[RECORDS SUPPLIED]

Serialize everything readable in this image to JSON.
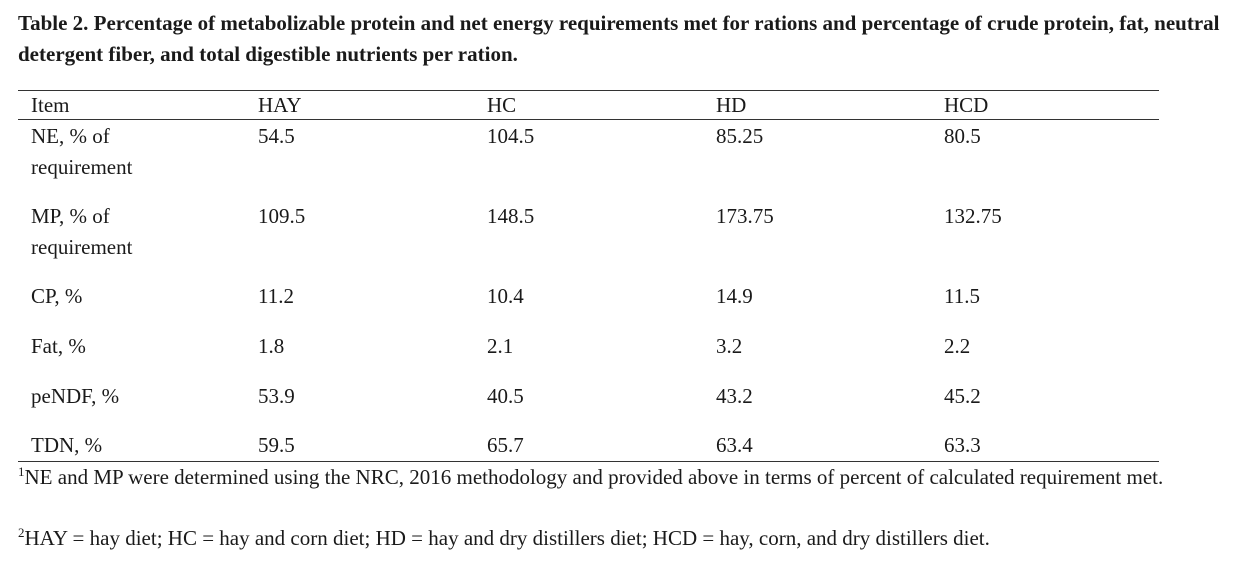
{
  "caption": "Table 2. Percentage of metabolizable protein and net energy requirements met for rations and percentage of crude protein, fat, neutral detergent fiber, and total digestible nutrients per ration.",
  "table": {
    "headers": [
      "Item",
      "HAY",
      "HC",
      "HD",
      "HCD"
    ],
    "rows": [
      [
        "NE, % of requirement",
        "54.5",
        "104.5",
        "85.25",
        "80.5"
      ],
      [
        "MP, % of requirement",
        "109.5",
        "148.5",
        "173.75",
        "132.75"
      ],
      [
        "CP, %",
        "11.2",
        "10.4",
        "14.9",
        "11.5"
      ],
      [
        "Fat, %",
        "1.8",
        "2.1",
        "3.2",
        "2.2"
      ],
      [
        "peNDF, %",
        "53.9",
        "40.5",
        "43.2",
        "45.2"
      ],
      [
        "TDN, %",
        "59.5",
        "65.7",
        "63.4",
        "63.3"
      ]
    ]
  },
  "footnotes": [
    {
      "mark": "1",
      "text": "NE and MP were determined using the NRC, 2016 methodology and provided above in terms of percent of calculated requirement met."
    },
    {
      "mark": "2",
      "text": "HAY = hay diet; HC = hay and corn diet; HD = hay and dry distillers diet; HCD = hay, corn, and dry distillers diet."
    }
  ]
}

[/RECORDS SUPPLIED]

Out of the records above, pick each line that contains the string "text".

--- EXERCISE RESULT ---
      "text": "NE and MP were determined using the NRC, 2016 methodology and provided above in terms of percent of calculated requirement met."
      "text": "HAY = hay diet; HC = hay and corn diet; HD = hay and dry distillers diet; HCD = hay, corn, and dry distillers diet."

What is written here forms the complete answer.